Given problem: Pick out each line of the records in which the word "Acceleration" appears.

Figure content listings
###
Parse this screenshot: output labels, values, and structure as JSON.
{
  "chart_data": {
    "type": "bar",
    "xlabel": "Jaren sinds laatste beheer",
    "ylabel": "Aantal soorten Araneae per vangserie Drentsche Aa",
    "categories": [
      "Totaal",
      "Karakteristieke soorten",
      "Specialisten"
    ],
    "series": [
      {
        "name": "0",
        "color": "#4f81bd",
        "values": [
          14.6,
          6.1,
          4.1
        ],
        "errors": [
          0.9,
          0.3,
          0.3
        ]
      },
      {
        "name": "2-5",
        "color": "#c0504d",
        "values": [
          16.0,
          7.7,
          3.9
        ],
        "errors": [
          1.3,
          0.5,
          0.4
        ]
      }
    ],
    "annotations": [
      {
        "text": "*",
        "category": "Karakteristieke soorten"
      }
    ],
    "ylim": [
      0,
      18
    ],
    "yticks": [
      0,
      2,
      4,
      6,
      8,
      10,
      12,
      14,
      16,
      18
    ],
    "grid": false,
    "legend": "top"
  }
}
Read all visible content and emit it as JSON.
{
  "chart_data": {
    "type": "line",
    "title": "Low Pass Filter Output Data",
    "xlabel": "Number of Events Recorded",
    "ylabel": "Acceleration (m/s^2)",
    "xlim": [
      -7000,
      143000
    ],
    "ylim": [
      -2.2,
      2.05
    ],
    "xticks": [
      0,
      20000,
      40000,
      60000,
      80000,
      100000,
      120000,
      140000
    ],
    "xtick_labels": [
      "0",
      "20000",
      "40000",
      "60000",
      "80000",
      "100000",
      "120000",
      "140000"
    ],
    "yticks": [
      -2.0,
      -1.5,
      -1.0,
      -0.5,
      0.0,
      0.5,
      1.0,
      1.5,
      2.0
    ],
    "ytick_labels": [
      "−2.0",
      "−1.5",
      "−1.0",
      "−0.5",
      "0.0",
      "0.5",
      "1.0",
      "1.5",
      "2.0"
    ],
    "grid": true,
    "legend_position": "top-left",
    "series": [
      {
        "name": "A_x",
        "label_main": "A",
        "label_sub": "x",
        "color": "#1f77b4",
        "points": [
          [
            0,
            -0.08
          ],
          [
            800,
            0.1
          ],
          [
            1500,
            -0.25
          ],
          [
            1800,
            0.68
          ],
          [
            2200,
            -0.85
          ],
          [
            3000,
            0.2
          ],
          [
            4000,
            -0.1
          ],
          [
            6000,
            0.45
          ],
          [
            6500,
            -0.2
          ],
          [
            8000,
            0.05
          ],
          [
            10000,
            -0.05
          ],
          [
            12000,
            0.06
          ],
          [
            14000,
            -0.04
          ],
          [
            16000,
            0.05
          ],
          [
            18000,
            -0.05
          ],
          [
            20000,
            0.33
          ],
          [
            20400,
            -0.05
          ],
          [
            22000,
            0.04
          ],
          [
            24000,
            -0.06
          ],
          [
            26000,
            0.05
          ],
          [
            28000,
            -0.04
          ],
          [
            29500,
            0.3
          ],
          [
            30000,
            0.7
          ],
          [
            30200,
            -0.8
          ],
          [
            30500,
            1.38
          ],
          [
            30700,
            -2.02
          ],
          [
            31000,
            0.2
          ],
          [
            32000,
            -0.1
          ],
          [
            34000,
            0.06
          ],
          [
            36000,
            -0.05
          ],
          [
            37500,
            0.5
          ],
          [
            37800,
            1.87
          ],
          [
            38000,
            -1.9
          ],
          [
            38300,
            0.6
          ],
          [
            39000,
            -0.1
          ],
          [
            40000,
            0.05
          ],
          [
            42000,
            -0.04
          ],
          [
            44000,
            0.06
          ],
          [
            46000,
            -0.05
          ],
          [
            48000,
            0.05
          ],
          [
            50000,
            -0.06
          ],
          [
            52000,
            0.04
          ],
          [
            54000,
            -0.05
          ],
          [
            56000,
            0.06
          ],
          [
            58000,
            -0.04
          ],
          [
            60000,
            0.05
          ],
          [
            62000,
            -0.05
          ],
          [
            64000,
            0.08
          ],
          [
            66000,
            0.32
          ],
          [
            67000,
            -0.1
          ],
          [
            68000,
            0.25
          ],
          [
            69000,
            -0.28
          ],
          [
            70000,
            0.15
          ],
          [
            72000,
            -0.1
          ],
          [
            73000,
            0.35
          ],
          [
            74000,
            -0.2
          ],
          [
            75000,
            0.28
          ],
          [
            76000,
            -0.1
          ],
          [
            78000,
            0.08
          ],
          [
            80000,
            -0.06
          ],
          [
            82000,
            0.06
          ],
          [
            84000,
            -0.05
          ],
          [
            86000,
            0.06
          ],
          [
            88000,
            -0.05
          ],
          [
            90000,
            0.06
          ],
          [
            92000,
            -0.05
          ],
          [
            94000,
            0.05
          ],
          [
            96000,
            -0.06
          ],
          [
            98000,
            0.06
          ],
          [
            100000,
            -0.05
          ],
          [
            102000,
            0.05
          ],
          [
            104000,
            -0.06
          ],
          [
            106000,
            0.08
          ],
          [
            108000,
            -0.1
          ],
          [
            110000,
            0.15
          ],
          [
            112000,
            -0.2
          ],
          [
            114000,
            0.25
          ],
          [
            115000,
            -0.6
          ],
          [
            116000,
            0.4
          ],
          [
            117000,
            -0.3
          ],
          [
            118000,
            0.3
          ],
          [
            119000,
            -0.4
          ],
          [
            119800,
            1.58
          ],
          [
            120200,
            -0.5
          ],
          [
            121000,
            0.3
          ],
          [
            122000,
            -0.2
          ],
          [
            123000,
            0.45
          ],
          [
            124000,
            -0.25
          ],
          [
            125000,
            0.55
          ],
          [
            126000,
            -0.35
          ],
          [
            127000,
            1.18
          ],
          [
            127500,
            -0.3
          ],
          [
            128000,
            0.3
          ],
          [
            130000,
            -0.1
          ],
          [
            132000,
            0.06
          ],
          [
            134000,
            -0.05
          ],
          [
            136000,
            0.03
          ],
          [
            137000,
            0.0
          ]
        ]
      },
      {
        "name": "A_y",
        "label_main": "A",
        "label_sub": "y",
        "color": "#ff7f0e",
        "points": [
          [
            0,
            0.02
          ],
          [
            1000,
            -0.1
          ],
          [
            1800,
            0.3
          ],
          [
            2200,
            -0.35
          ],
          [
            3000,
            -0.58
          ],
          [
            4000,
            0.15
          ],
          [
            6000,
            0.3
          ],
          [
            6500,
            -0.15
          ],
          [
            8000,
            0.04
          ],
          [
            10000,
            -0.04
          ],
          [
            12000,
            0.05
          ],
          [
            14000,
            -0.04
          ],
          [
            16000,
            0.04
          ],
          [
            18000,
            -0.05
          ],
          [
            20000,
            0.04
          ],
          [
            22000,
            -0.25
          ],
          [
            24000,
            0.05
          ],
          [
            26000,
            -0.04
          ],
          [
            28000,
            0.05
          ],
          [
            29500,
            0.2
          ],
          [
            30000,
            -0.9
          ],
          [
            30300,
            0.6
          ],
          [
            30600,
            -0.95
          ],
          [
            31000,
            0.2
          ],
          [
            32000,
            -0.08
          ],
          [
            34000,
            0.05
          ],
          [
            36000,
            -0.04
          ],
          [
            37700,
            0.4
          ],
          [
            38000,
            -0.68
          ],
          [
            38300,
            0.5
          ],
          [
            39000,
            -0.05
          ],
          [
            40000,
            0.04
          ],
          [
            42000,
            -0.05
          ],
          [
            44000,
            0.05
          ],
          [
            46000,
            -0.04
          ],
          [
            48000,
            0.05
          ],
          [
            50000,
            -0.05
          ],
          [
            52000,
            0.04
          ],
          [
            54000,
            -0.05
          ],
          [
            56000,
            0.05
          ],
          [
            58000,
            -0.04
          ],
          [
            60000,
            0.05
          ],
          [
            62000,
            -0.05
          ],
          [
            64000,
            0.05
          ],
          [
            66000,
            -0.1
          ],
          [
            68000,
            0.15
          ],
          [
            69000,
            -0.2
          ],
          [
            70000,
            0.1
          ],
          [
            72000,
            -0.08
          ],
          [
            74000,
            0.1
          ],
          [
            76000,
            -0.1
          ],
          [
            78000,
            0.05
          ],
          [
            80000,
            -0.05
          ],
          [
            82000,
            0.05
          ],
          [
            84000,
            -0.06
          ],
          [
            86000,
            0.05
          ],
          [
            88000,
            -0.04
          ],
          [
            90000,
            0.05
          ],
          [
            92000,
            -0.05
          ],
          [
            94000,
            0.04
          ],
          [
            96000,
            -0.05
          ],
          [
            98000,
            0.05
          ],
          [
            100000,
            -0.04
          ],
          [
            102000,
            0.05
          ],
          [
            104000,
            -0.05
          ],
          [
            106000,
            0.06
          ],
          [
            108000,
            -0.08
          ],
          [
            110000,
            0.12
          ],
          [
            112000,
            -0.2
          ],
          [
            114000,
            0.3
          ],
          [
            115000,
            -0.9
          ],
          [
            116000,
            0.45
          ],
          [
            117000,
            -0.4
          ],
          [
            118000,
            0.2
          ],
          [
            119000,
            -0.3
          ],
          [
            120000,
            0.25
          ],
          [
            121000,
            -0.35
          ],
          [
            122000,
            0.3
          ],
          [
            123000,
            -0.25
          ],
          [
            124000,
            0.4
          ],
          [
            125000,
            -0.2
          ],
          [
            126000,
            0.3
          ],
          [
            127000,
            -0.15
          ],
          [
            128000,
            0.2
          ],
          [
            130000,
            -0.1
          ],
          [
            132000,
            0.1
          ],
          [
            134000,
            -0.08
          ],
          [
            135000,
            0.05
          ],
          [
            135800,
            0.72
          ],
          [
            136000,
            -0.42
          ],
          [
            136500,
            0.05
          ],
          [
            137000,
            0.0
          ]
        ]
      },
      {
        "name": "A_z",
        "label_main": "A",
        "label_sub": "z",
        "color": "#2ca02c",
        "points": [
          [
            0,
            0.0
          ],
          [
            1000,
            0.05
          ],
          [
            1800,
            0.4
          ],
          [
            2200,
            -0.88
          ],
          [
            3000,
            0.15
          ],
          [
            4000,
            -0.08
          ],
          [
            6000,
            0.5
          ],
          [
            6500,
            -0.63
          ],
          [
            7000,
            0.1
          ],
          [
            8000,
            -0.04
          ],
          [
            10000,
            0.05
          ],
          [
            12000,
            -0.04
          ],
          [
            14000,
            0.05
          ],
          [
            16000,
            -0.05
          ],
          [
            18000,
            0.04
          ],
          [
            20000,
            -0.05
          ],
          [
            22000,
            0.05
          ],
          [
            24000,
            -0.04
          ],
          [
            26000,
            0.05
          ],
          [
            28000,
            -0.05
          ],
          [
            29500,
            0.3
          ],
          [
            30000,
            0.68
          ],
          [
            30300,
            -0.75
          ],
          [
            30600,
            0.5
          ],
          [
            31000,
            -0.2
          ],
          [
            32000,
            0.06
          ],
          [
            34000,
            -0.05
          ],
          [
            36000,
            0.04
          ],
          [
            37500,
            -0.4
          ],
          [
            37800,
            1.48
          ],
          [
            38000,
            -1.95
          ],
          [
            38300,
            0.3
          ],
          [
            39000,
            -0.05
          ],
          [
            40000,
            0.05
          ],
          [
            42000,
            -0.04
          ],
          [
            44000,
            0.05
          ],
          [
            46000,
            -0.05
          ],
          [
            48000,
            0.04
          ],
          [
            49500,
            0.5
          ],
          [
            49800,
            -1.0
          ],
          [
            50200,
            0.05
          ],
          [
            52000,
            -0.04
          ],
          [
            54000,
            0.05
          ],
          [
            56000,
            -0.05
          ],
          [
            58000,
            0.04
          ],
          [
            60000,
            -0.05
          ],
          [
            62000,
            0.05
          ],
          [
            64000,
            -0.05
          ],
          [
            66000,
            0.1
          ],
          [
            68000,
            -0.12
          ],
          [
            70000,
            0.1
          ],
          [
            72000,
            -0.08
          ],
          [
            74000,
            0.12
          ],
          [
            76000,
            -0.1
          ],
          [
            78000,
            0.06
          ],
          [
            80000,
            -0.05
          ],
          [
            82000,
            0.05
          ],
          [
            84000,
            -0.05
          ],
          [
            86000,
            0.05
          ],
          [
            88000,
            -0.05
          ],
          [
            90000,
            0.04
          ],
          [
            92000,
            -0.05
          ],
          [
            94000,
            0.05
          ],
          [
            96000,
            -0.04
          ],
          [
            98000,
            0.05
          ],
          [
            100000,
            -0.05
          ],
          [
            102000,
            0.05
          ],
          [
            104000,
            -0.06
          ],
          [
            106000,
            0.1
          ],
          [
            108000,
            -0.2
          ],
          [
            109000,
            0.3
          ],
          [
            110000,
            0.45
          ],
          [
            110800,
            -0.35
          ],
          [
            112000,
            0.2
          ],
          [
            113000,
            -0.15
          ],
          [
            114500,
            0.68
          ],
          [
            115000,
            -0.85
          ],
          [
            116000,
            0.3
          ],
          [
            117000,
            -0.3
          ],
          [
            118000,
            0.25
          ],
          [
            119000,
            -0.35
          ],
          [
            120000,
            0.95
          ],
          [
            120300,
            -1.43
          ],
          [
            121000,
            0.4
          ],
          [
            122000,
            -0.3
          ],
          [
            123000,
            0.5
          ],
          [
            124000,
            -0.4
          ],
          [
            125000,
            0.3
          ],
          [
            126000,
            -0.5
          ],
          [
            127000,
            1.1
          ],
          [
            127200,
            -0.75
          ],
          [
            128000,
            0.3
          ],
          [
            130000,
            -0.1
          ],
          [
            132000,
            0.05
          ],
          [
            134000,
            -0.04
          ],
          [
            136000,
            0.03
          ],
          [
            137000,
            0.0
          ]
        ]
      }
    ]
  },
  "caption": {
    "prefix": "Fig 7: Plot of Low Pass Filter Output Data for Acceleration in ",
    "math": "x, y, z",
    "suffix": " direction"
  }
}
###
Solved problem:
    "ylabel": "Acceleration (m/s^2)",
    "prefix": "Fig 7: Plot of Low Pass Filter Output Data for Acceleration in ",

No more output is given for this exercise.